* LISTED ENTRIES

╔══

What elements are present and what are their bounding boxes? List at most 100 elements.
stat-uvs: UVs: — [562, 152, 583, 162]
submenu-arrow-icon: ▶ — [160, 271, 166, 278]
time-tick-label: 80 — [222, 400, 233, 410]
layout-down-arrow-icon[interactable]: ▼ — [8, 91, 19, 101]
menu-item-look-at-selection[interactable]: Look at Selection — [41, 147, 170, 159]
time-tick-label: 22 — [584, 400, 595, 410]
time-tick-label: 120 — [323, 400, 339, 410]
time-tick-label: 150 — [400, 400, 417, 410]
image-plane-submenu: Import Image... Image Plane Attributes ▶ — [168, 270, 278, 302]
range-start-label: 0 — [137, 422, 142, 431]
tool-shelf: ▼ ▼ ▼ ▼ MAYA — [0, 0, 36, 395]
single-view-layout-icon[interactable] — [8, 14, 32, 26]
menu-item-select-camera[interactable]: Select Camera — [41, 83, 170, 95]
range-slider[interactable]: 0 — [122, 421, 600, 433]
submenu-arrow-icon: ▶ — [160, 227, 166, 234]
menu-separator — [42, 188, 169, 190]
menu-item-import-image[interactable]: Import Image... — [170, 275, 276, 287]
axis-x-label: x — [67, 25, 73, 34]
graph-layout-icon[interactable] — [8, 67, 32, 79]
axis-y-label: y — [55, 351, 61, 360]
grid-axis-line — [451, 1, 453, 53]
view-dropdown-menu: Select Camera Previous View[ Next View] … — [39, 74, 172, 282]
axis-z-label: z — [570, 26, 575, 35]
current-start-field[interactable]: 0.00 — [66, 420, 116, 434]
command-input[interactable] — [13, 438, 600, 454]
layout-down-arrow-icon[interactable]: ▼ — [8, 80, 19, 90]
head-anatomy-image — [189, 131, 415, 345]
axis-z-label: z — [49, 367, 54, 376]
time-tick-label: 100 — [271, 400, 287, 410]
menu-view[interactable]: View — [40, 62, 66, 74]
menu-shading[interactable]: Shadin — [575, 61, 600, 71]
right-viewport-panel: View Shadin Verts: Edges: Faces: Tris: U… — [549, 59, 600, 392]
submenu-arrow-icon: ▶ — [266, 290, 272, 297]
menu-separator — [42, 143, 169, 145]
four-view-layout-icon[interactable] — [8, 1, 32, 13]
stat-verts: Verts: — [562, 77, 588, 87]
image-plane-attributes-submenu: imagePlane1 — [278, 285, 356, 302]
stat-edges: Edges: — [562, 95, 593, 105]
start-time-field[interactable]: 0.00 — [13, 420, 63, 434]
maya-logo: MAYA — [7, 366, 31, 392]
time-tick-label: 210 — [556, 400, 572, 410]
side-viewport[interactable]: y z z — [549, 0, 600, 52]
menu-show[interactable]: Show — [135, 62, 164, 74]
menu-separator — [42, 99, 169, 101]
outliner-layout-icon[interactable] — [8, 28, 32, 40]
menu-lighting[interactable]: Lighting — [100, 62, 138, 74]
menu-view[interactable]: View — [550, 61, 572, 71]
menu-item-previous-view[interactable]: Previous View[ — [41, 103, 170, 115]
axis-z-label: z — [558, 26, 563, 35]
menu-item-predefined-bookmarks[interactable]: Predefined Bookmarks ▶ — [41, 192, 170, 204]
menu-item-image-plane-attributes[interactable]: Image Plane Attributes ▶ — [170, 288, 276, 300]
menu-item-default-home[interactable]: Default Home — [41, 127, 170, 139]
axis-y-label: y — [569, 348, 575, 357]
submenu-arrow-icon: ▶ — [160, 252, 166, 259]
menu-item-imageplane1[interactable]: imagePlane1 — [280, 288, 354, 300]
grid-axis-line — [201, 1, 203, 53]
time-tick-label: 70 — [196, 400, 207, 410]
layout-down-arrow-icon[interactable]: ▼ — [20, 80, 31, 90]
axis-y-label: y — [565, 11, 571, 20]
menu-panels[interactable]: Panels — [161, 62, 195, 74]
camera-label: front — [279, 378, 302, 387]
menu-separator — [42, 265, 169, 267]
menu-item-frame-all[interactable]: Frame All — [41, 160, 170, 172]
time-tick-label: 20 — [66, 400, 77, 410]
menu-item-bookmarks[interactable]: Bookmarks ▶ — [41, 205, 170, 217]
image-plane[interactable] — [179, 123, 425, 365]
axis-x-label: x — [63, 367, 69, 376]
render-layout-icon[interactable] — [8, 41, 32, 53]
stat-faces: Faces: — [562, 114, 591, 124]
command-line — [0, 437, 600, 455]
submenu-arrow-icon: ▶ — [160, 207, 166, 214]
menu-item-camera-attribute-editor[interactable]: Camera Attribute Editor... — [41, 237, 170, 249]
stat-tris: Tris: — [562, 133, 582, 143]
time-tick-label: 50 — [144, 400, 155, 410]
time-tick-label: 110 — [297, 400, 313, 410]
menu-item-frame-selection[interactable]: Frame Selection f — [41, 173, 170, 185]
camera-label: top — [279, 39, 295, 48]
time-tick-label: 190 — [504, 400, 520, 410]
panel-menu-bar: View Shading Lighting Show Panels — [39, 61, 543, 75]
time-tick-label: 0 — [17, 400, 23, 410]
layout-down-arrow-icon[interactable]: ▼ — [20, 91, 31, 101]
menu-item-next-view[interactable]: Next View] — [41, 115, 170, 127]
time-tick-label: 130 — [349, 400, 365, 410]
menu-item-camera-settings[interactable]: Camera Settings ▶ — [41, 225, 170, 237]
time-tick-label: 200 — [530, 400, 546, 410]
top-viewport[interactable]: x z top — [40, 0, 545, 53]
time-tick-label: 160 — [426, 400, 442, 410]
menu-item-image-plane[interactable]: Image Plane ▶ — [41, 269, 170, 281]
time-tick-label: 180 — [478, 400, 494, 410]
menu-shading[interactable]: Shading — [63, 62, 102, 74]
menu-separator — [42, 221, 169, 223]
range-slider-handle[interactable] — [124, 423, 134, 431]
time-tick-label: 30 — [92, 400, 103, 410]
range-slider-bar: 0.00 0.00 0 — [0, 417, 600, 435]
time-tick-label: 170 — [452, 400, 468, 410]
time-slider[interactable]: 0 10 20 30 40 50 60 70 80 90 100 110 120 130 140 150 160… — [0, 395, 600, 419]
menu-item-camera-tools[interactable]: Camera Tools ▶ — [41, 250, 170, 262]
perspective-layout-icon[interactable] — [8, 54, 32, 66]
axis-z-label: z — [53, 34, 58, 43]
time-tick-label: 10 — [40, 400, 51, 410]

╚══

* WHAT THE EXERCISE ASKS
Starting from the first line of the entries and stopping after the line that contains "command-input[interactable] — [13, 438, 600, 454]", rename every "time-tick-label" to "timeline-tick-label" and leave everything else as it is. Return only those lines.

* TASK SOLUTION
What elements are present and what are their bounding boxes? List at most 100 elements.
stat-uvs: UVs: — [562, 152, 583, 162]
submenu-arrow-icon: ▶ — [160, 271, 166, 278]
timeline-tick-label: 80 — [222, 400, 233, 410]
layout-down-arrow-icon[interactable]: ▼ — [8, 91, 19, 101]
menu-item-look-at-selection[interactable]: Look at Selection — [41, 147, 170, 159]
timeline-tick-label: 22 — [584, 400, 595, 410]
timeline-tick-label: 120 — [323, 400, 339, 410]
timeline-tick-label: 150 — [400, 400, 417, 410]
image-plane-submenu: Import Image... Image Plane Attributes ▶ — [168, 270, 278, 302]
range-start-label: 0 — [137, 422, 142, 431]
tool-shelf: ▼ ▼ ▼ ▼ MAYA — [0, 0, 36, 395]
single-view-layout-icon[interactable] — [8, 14, 32, 26]
menu-item-select-camera[interactable]: Select Camera — [41, 83, 170, 95]
range-slider[interactable]: 0 — [122, 421, 600, 433]
submenu-arrow-icon: ▶ — [160, 227, 166, 234]
menu-separator — [42, 188, 169, 190]
menu-item-import-image[interactable]: Import Image... — [170, 275, 276, 287]
axis-x-label: x — [67, 25, 73, 34]
graph-layout-icon[interactable] — [8, 67, 32, 79]
axis-y-label: y — [55, 351, 61, 360]
grid-axis-line — [451, 1, 453, 53]
view-dropdown-menu: Select Camera Previous View[ Next View] … — [39, 74, 172, 282]
axis-z-label: z — [570, 26, 575, 35]
current-start-field[interactable]: 0.00 — [66, 420, 116, 434]
command-input[interactable] — [13, 438, 600, 454]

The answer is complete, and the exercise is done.